## [Entries provided]
--- begin ---
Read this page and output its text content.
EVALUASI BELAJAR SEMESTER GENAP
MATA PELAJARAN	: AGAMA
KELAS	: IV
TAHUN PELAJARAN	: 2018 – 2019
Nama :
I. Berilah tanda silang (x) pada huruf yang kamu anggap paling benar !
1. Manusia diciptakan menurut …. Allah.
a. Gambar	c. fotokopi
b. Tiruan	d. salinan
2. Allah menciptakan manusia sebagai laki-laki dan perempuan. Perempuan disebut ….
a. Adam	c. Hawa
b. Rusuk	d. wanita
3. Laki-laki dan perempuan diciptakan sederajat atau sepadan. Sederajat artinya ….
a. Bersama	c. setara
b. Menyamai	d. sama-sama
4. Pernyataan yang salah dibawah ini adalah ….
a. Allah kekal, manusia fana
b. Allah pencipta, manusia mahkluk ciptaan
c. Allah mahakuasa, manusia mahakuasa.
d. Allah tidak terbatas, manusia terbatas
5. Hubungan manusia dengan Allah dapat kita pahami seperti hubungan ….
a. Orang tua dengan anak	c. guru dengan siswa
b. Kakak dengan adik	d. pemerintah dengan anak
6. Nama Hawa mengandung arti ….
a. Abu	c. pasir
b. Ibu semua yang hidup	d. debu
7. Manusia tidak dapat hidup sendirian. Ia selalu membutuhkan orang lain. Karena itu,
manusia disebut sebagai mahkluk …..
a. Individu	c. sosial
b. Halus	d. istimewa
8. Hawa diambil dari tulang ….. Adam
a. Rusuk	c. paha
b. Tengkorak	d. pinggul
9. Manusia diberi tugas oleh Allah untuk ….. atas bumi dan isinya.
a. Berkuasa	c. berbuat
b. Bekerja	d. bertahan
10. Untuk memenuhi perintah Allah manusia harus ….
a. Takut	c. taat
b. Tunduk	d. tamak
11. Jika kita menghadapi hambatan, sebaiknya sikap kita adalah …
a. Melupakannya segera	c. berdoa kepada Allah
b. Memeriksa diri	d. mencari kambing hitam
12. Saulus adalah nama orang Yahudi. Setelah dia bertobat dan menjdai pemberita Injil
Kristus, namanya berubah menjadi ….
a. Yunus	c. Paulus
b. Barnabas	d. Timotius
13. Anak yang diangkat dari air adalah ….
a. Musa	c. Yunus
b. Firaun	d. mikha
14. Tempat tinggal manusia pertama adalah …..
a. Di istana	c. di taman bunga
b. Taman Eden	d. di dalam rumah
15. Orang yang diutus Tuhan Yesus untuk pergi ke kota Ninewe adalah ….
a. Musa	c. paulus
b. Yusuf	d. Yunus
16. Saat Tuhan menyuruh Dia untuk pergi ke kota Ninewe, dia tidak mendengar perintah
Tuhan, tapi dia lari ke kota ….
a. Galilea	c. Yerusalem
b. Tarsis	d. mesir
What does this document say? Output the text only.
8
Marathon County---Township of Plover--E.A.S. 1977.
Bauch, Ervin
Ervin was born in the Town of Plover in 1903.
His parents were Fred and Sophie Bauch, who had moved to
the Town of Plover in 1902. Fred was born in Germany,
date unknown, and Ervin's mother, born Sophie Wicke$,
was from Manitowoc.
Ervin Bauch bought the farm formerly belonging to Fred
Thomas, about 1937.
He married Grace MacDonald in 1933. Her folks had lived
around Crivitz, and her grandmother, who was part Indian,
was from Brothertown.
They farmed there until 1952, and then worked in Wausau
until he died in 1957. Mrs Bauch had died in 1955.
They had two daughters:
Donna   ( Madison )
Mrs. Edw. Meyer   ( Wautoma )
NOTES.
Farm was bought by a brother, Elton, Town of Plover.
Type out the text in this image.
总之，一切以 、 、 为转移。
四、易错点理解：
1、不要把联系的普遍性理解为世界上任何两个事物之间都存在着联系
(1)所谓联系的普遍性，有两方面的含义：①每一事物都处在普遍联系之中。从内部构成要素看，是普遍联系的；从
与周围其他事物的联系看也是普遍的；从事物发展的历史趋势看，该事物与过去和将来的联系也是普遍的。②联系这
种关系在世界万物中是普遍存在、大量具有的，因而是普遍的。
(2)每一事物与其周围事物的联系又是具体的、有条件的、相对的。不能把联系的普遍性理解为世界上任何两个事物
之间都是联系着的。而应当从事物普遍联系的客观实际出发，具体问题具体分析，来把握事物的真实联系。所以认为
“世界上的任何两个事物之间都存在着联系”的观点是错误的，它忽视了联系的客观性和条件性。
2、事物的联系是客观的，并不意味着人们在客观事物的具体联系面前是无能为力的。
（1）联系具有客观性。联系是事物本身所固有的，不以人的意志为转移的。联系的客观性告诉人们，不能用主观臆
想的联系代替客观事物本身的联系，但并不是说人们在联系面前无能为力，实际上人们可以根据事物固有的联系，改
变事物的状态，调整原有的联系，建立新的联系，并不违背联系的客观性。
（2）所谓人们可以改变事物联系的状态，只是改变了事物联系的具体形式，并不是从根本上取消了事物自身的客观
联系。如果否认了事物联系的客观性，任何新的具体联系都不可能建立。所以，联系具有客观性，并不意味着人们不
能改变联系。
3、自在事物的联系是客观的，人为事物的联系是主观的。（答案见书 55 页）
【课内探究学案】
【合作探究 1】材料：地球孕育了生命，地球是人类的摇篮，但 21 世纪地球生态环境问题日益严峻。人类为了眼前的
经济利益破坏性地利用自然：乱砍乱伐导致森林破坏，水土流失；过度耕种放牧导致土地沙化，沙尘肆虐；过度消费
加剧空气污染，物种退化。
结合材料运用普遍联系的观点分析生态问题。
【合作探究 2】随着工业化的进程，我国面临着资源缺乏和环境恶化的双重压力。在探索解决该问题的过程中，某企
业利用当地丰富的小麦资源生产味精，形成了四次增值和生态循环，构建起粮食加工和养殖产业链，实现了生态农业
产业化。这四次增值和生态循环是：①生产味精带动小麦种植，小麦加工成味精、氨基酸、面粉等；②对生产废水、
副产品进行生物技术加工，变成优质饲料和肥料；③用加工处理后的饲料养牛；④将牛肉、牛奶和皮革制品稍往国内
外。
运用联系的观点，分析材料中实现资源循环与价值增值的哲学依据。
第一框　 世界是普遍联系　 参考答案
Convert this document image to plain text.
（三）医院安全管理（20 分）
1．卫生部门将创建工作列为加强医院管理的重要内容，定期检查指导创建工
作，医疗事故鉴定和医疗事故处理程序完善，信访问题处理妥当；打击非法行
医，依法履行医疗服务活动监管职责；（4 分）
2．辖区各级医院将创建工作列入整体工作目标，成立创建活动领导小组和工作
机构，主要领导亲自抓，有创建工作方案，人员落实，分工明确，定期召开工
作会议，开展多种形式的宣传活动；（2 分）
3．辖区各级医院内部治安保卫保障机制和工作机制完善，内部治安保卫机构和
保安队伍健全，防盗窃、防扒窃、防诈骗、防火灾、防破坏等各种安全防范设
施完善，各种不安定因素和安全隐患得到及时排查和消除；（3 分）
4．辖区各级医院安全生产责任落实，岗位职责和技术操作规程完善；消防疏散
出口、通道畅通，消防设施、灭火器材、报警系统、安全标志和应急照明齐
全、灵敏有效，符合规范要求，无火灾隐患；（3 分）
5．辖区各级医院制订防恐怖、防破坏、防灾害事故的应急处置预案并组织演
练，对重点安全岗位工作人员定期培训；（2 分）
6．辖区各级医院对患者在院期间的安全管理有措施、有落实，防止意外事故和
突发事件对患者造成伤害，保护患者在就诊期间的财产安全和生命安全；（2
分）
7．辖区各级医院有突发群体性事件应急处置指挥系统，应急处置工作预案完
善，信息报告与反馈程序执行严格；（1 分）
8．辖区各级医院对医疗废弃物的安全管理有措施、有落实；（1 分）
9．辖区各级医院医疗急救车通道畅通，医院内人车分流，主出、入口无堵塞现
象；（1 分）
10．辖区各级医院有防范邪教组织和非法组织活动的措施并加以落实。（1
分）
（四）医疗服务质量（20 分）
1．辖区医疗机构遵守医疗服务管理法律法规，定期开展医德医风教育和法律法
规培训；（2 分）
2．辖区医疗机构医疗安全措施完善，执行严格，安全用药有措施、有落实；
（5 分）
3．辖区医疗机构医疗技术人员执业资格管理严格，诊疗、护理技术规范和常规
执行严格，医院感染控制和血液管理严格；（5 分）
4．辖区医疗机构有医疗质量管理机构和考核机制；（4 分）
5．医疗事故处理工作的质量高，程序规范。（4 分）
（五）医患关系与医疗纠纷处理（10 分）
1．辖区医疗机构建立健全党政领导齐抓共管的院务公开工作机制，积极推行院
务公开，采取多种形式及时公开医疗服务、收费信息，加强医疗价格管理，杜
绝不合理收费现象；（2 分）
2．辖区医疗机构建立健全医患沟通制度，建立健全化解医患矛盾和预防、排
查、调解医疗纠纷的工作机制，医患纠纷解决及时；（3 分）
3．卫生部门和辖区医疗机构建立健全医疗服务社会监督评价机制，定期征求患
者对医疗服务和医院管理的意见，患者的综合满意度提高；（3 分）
--- end ---
## [Your task]
Retype exactly, please, each line from the line that contains "Convert this document image to plain text." through the last line of the entries above, with nothing added.

## [Exercise output]
Convert this document image to plain text.
（三）医院安全管理（20 分）
1．卫生部门将创建工作列为加强医院管理的重要内容，定期检查指导创建工
作，医疗事故鉴定和医疗事故处理程序完善，信访问题处理妥当；打击非法行
医，依法履行医疗服务活动监管职责；（4 分）
2．辖区各级医院将创建工作列入整体工作目标，成立创建活动领导小组和工作
机构，主要领导亲自抓，有创建工作方案，人员落实，分工明确，定期召开工
作会议，开展多种形式的宣传活动；（2 分）
3．辖区各级医院内部治安保卫保障机制和工作机制完善，内部治安保卫机构和
保安队伍健全，防盗窃、防扒窃、防诈骗、防火灾、防破坏等各种安全防范设
施完善，各种不安定因素和安全隐患得到及时排查和消除；（3 分）
4．辖区各级医院安全生产责任落实，岗位职责和技术操作规程完善；消防疏散
出口、通道畅通，消防设施、灭火器材、报警系统、安全标志和应急照明齐
全、灵敏有效，符合规范要求，无火灾隐患；（3 分）
5．辖区各级医院制订防恐怖、防破坏、防灾害事故的应急处置预案并组织演
练，对重点安全岗位工作人员定期培训；（2 分）
6．辖区各级医院对患者在院期间的安全管理有措施、有落实，防止意外事故和
突发事件对患者造成伤害，保护患者在就诊期间的财产安全和生命安全；（2
分）
7．辖区各级医院有突发群体性事件应急处置指挥系统，应急处置工作预案完
善，信息报告与反馈程序执行严格；（1 分）
8．辖区各级医院对医疗废弃物的安全管理有措施、有落实；（1 分）
9．辖区各级医院医疗急救车通道畅通，医院内人车分流，主出、入口无堵塞现
象；（1 分）
10．辖区各级医院有防范邪教组织和非法组织活动的措施并加以落实。（1
分）
（四）医疗服务质量（20 分）
1．辖区医疗机构遵守医疗服务管理法律法规，定期开展医德医风教育和法律法
规培训；（2 分）
2．辖区医疗机构医疗安全措施完善，执行严格，安全用药有措施、有落实；
（5 分）
3．辖区医疗机构医疗技术人员执业资格管理严格，诊疗、护理技术规范和常规
执行严格，医院感染控制和血液管理严格；（5 分）
4．辖区医疗机构有医疗质量管理机构和考核机制；（4 分）
5．医疗事故处理工作的质量高，程序规范。（4 分）
（五）医患关系与医疗纠纷处理（10 分）
1．辖区医疗机构建立健全党政领导齐抓共管的院务公开工作机制，积极推行院
务公开，采取多种形式及时公开医疗服务、收费信息，加强医疗价格管理，杜
绝不合理收费现象；（2 分）
2．辖区医疗机构建立健全医患沟通制度，建立健全化解医患矛盾和预防、排
查、调解医疗纠纷的工作机制，医患纠纷解决及时；（3 分）
3．卫生部门和辖区医疗机构建立健全医疗服务社会监督评价机制，定期征求患
者对医疗服务和医院管理的意见，患者的综合满意度提高；（3 分）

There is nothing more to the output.